**WHAT YOU NEED TO DO**: Return the material word for word. Do not include the pictures.

⁂

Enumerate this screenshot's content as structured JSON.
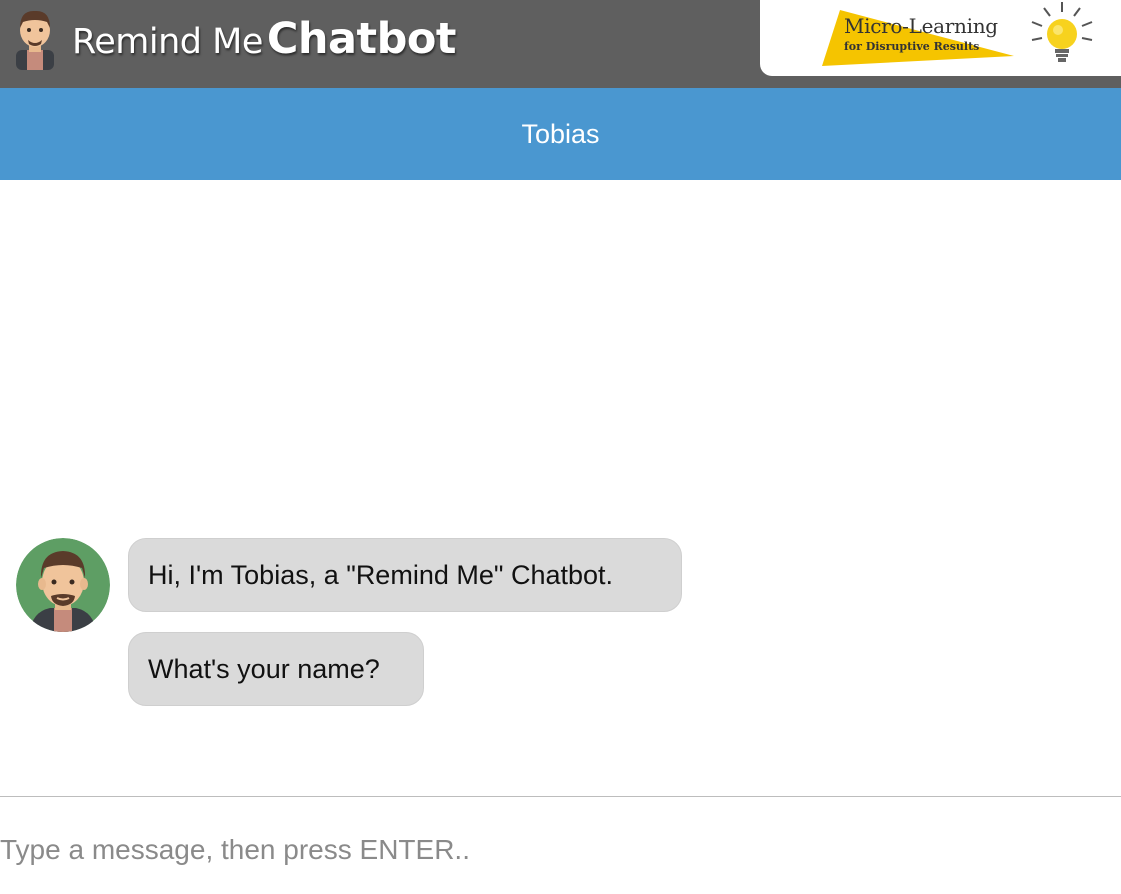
{
  "header": {
    "title_light": "Remind Me",
    "title_bold": "Chatbot",
    "logo": {
      "title": "Micro-Learning",
      "subtitle": "for Disruptive Results",
      "accent_color": "#f5c400"
    },
    "bar_color": "#5f5f5f"
  },
  "chat": {
    "bot_name": "Tobias",
    "header_color": "#4a97d0",
    "avatar_icon": "bot-avatar-icon",
    "messages": [
      {
        "sender": "bot",
        "text": "Hi, I'm Tobias, a \"Remind Me\" Chatbot."
      },
      {
        "sender": "bot",
        "text": "What's your name?"
      }
    ],
    "bubble_color": "#dadada"
  },
  "composer": {
    "placeholder": "Type a message, then press ENTER..",
    "value": ""
  }
}
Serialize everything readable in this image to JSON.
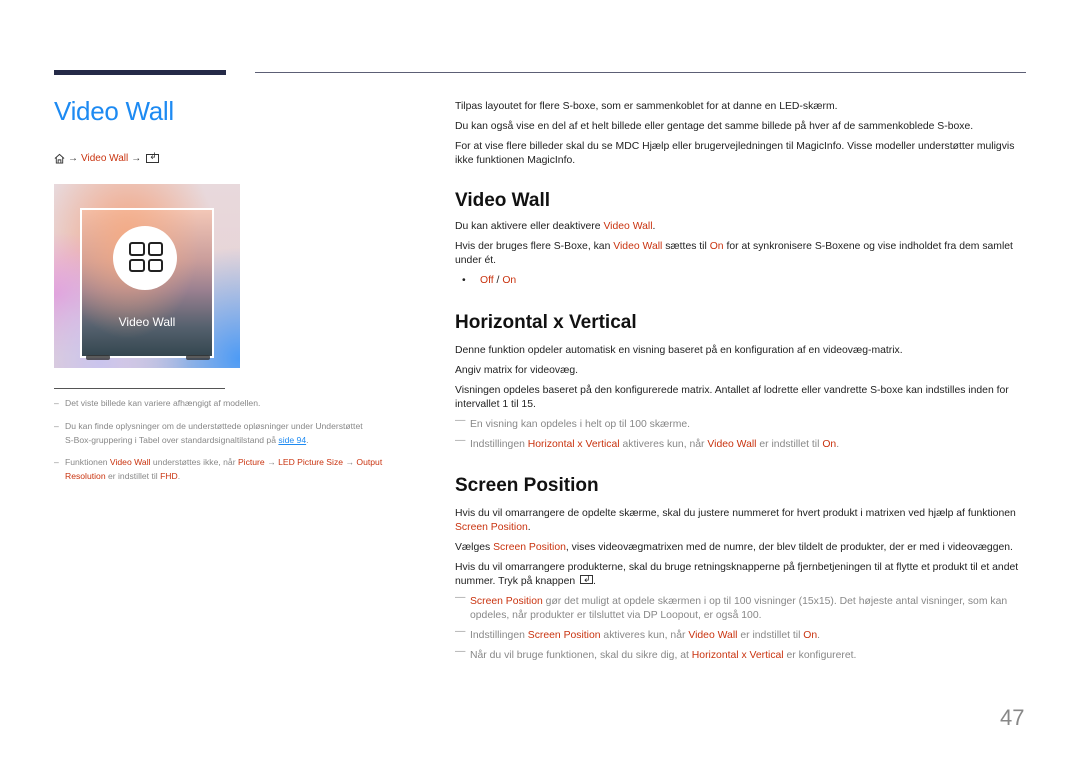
{
  "page": {
    "title": "Video Wall",
    "number": "47"
  },
  "breadcrumb": {
    "home_icon": "home-icon",
    "arrow": "→",
    "item": "Video Wall",
    "enter_icon": "enter-key-icon"
  },
  "hero": {
    "label": "Video Wall",
    "icon": "grid-four-squares-icon"
  },
  "notes": [
    {
      "dash": "–",
      "text": "Det viste billede kan variere afhængigt af modellen."
    },
    {
      "dash": "–",
      "text_1": "Du kan finde oplysninger om de understøttede opløsninger under Understøttet",
      "text_2": "S-Box-gruppering i Tabel over standardsignaltilstand på ",
      "link": "side 94",
      "text_3": "."
    },
    {
      "dash": "–",
      "t1": "Funktionen ",
      "r1": "Video Wall",
      "t2": " understøttes ikke, når ",
      "r2": "Picture",
      "a1": " → ",
      "r3": "LED Picture Size",
      "a2": " → ",
      "r4": "Output",
      "r5": "Resolution",
      "t3": " er indstillet til ",
      "r6": "FHD",
      "t4": "."
    }
  ],
  "intro": [
    "Tilpas layoutet for flere S-boxe, som er sammenkoblet for at danne en LED-skærm.",
    "Du kan også vise en del af et helt billede eller gentage det samme billede på hver af de sammenkoblede S-boxe.",
    "For at vise flere billeder skal du se MDC Hjælp eller brugervejledningen til MagicInfo. Visse modeller understøtter muligvis ikke funktionen MagicInfo."
  ],
  "section_video_wall": {
    "heading": "Video Wall",
    "p1": {
      "t1": "Du kan aktivere eller deaktivere ",
      "r1": "Video Wall",
      "t2": "."
    },
    "p2": {
      "t1": "Hvis der bruges flere S-Boxe, kan ",
      "r1": "Video Wall",
      "t2": " sættes til ",
      "r2": "On",
      "t3": " for at synkronisere S-Boxene og vise indholdet fra dem samlet under ét."
    },
    "options": {
      "off": "Off",
      "sep": " / ",
      "on": "On"
    }
  },
  "section_hv": {
    "heading": "Horizontal x Vertical",
    "p1": "Denne funktion opdeler automatisk en visning baseret på en konfiguration af en videovæg-matrix.",
    "p2": "Angiv matrix for videovæg.",
    "p3": "Visningen opdeles baseret på den konfigurerede matrix. Antallet af lodrette eller vandrette S-boxe kan indstilles inden for intervallet 1 til 15.",
    "n1": "En visning kan opdeles i helt op til 100 skærme.",
    "n2": {
      "t1": "Indstillingen ",
      "r1": "Horizontal x Vertical",
      "t2": " aktiveres kun, når ",
      "r2": "Video Wall",
      "t3": " er indstillet til ",
      "r3": "On",
      "t4": "."
    }
  },
  "section_sp": {
    "heading": "Screen Position",
    "p1": {
      "t1": "Hvis du vil omarrangere de opdelte skærme, skal du justere nummeret for hvert produkt i matrixen ved hjælp af funktionen ",
      "r1": "Screen Position",
      "t2": "."
    },
    "p2": {
      "t1": "Vælges ",
      "r1": "Screen Position",
      "t2": ", vises videovægmatrixen med de numre, der blev tildelt de produkter, der er med i videovæggen."
    },
    "p3": {
      "t1": "Hvis du vil omarrangere produkterne, skal du bruge retningsknapperne på fjernbetjeningen til at flytte et produkt til et andet nummer. Tryk på knappen ",
      "t2": "."
    },
    "n1": {
      "r1": "Screen Position",
      "t1": " gør det muligt at opdele skærmen i op til 100 visninger (15x15). Det højeste antal visninger, som kan opdeles, når produkter er tilsluttet via DP Loopout, er også 100."
    },
    "n2": {
      "t1": "Indstillingen ",
      "r1": "Screen Position",
      "t2": " aktiveres kun, når ",
      "r2": "Video Wall",
      "t3": " er indstillet til ",
      "r3": "On",
      "t4": "."
    },
    "n3": {
      "t1": "Når du vil bruge funktionen, skal du sikre dig, at ",
      "r1": "Horizontal x Vertical",
      "t2": " er konfigureret."
    }
  },
  "note_mark": "—",
  "colors": {
    "title_blue": "#1d8af2",
    "highlight_red": "#c9330f",
    "rule_navy": "#252a48"
  }
}
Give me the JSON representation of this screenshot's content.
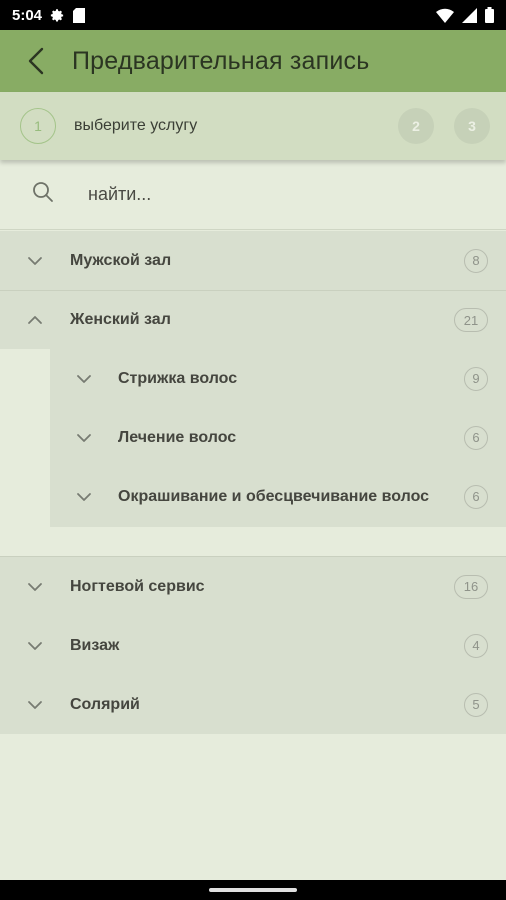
{
  "status_bar": {
    "time": "5:04",
    "icons": [
      "gear-icon",
      "sim-card-icon",
      "wifi-icon",
      "signal-icon",
      "battery-icon"
    ]
  },
  "app_bar": {
    "title": "Предварительная запись",
    "back_icon": "back-arrow-icon"
  },
  "steps": {
    "current": "1",
    "current_label": "выберите услугу",
    "next": [
      "2",
      "3"
    ]
  },
  "search": {
    "placeholder": "найти...",
    "icon": "search-icon"
  },
  "categories": [
    {
      "label": "Мужской зал",
      "count": "8",
      "expanded": false
    },
    {
      "label": "Женский зал",
      "count": "21",
      "expanded": true,
      "children": [
        {
          "label": "Стрижка волос",
          "count": "9"
        },
        {
          "label": "Лечение волос",
          "count": "6"
        },
        {
          "label": "Окрашивание и обесцвечивание волос",
          "count": "6"
        }
      ]
    },
    {
      "label": "Ногтевой сервис",
      "count": "16",
      "expanded": false
    },
    {
      "label": "Визаж",
      "count": "4",
      "expanded": false
    },
    {
      "label": "Солярий",
      "count": "5",
      "expanded": false
    }
  ],
  "colors": {
    "app_bar": "#88ac64",
    "steps_bg": "#d2ddc2",
    "page_bg": "#e6ecdc",
    "row_bg": "#d8dfcf"
  }
}
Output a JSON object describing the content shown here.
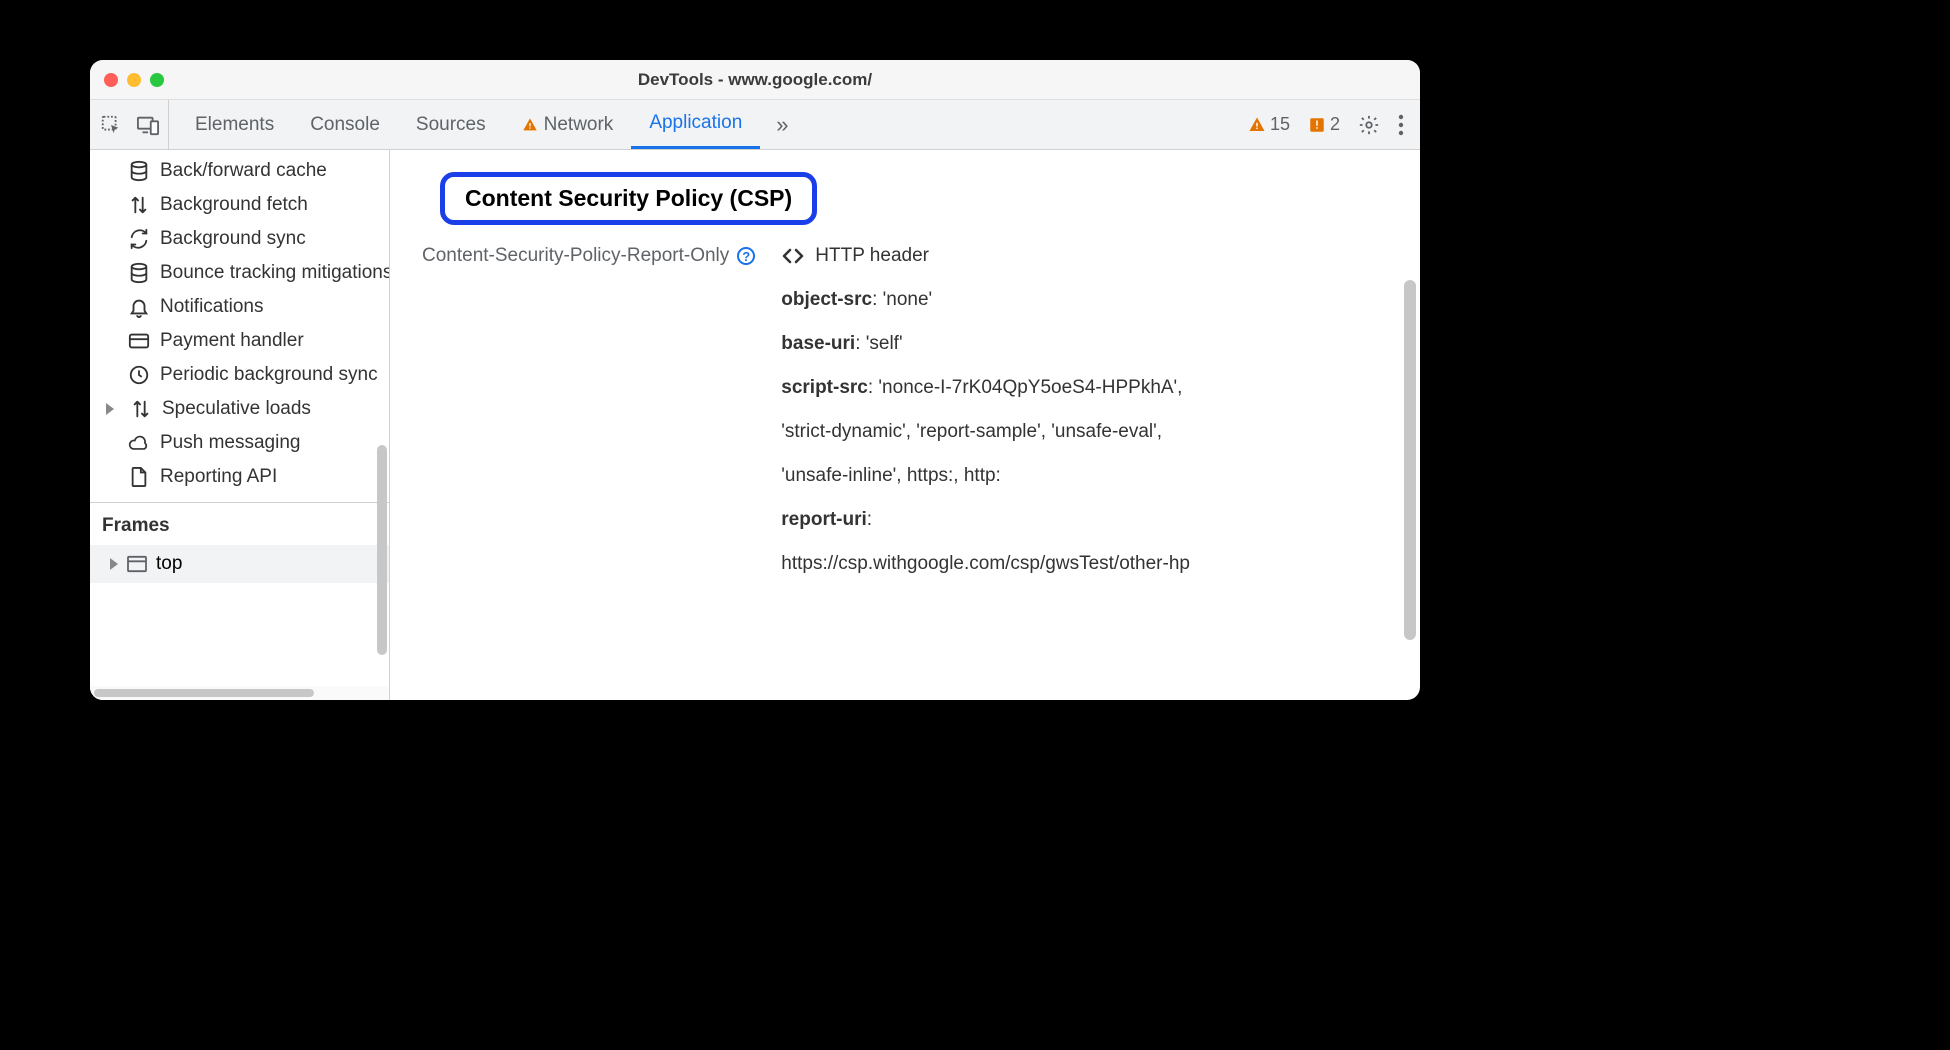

⁂

**TASK OUTPUT**:
Enumerate this screenshot's content as structured JSON.
{
  "header": {
    "title_light": "Remind Me",
    "title_bold": "Chatbot",
    "logo": {
      "title": "Micro-Learning",
      "subtitle": "for Disruptive Results",
      "accent_color": "#f5c400"
    },
    "bar_color": "#5f5f5f"
  },
  "chat": {
    "bot_name": "Tobias",
    "header_color": "#4a97d0",
    "avatar_icon": "bot-avatar-icon",
    "messages": [
      {
        "sender": "bot",
        "text": "Hi, I'm Tobias, a \"Remind Me\" Chatbot."
      },
      {
        "sender": "bot",
        "text": "What's your name?"
      }
    ],
    "bubble_color": "#dadada"
  },
  "composer": {
    "placeholder": "Type a message, then press ENTER..",
    "value": ""
  }
}
Serialize everything readable in this image to JSON.
{
  "page": {
    "title": "Video Wall",
    "number": "47"
  },
  "breadcrumb": {
    "home_icon": "home-icon",
    "arrow": "→",
    "item": "Video Wall",
    "enter_icon": "enter-key-icon"
  },
  "hero": {
    "label": "Video Wall",
    "icon": "grid-four-squares-icon"
  },
  "notes": [
    {
      "dash": "–",
      "text": "Det viste billede kan variere afhængigt af modellen."
    },
    {
      "dash": "–",
      "text_1": "Du kan finde oplysninger om de understøttede opløsninger under Understøttet",
      "text_2": "S-Box-gruppering i Tabel over standardsignaltilstand på ",
      "link": "side 94",
      "text_3": "."
    },
    {
      "dash": "–",
      "t1": "Funktionen ",
      "r1": "Video Wall",
      "t2": " understøttes ikke, når ",
      "r2": "Picture",
      "a1": " → ",
      "r3": "LED Picture Size",
      "a2": " → ",
      "r4": "Output",
      "r5": "Resolution",
      "t3": " er indstillet til ",
      "r6": "FHD",
      "t4": "."
    }
  ],
  "intro": [
    "Tilpas layoutet for flere S-boxe, som er sammenkoblet for at danne en LED-skærm.",
    "Du kan også vise en del af et helt billede eller gentage det samme billede på hver af de sammenkoblede S-boxe.",
    "For at vise flere billeder skal du se MDC Hjælp eller brugervejledningen til MagicInfo. Visse modeller understøtter muligvis ikke funktionen MagicInfo."
  ],
  "section_video_wall": {
    "heading": "Video Wall",
    "p1": {
      "t1": "Du kan aktivere eller deaktivere ",
      "r1": "Video Wall",
      "t2": "."
    },
    "p2": {
      "t1": "Hvis der bruges flere S-Boxe, kan ",
      "r1": "Video Wall",
      "t2": " sættes til ",
      "r2": "On",
      "t3": " for at synkronisere S-Boxene og vise indholdet fra dem samlet under ét."
    },
    "options": {
      "off": "Off",
      "sep": " / ",
      "on": "On"
    }
  },
  "section_hv": {
    "heading": "Horizontal x Vertical",
    "p1": "Denne funktion opdeler automatisk en visning baseret på en konfiguration af en videovæg-matrix.",
    "p2": "Angiv matrix for videovæg.",
    "p3": "Visningen opdeles baseret på den konfigurerede matrix. Antallet af lodrette eller vandrette S-boxe kan indstilles inden for intervallet 1 til 15.",
    "n1": "En visning kan opdeles i helt op til 100 skærme.",
    "n2": {
      "t1": "Indstillingen ",
      "r1": "Horizontal x Vertical",
      "t2": " aktiveres kun, når ",
      "r2": "Video Wall",
      "t3": " er indstillet til ",
      "r3": "On",
      "t4": "."
    }
  },
  "section_sp": {
    "heading": "Screen Position",
    "p1": {
      "t1": "Hvis du vil omarrangere de opdelte skærme, skal du justere nummeret for hvert produkt i matrixen ved hjælp af funktionen ",
      "r1": "Screen Position",
      "t2": "."
    },
    "p2": {
      "t1": "Vælges ",
      "r1": "Screen Position",
      "t2": ", vises videovægmatrixen med de numre, der blev tildelt de produkter, der er med i videovæggen."
    },
    "p3": {
      "t1": "Hvis du vil omarrangere produkterne, skal du bruge retningsknapperne på fjernbetjeningen til at flytte et produkt til et andet nummer. Tryk på knappen ",
      "t2": "."
    },
    "n1": {
      "r1": "Screen Position",
      "t1": " gør det muligt at opdele skærmen i op til 100 visninger (15x15). Det højeste antal visninger, som kan opdeles, når produkter er tilsluttet via DP Loopout, er også 100."
    },
    "n2": {
      "t1": "Indstillingen ",
      "r1": "Screen Position",
      "t2": " aktiveres kun, når ",
      "r2": "Video Wall",
      "t3": " er indstillet til ",
      "r3": "On",
      "t4": "."
    },
    "n3": {
      "t1": "Når du vil bruge funktionen, skal du sikre dig, at ",
      "r1": "Horizontal x Vertical",
      "t2": " er konfigureret."
    }
  },
  "note_mark": "—",
  "colors": {
    "title_blue": "#1d8af2",
    "highlight_red": "#c9330f",
    "rule_navy": "#252a48"
  }
}
Give me the JSON representation of this screenshot's content.
{
  "status_bar": {
    "time": "5:04",
    "icons": [
      "gear-icon",
      "sim-card-icon",
      "wifi-icon",
      "signal-icon",
      "battery-icon"
    ]
  },
  "app_bar": {
    "title": "Предварительная запись",
    "back_icon": "back-arrow-icon"
  },
  "steps": {
    "current": "1",
    "current_label": "выберите услугу",
    "next": [
      "2",
      "3"
    ]
  },
  "search": {
    "placeholder": "найти...",
    "icon": "search-icon"
  },
  "categories": [
    {
      "label": "Мужской зал",
      "count": "8",
      "expanded": false
    },
    {
      "label": "Женский зал",
      "count": "21",
      "expanded": true,
      "children": [
        {
          "label": "Стрижка волос",
          "count": "9"
        },
        {
          "label": "Лечение волос",
          "count": "6"
        },
        {
          "label": "Окрашивание и обесцвечивание волос",
          "count": "6"
        }
      ]
    },
    {
      "label": "Ногтевой сервис",
      "count": "16",
      "expanded": false
    },
    {
      "label": "Визаж",
      "count": "4",
      "expanded": false
    },
    {
      "label": "Солярий",
      "count": "5",
      "expanded": false
    }
  ],
  "colors": {
    "app_bar": "#88ac64",
    "steps_bg": "#d2ddc2",
    "page_bg": "#e6ecdc",
    "row_bg": "#d8dfcf"
  }
}
Output a JSON object describing the content shown here.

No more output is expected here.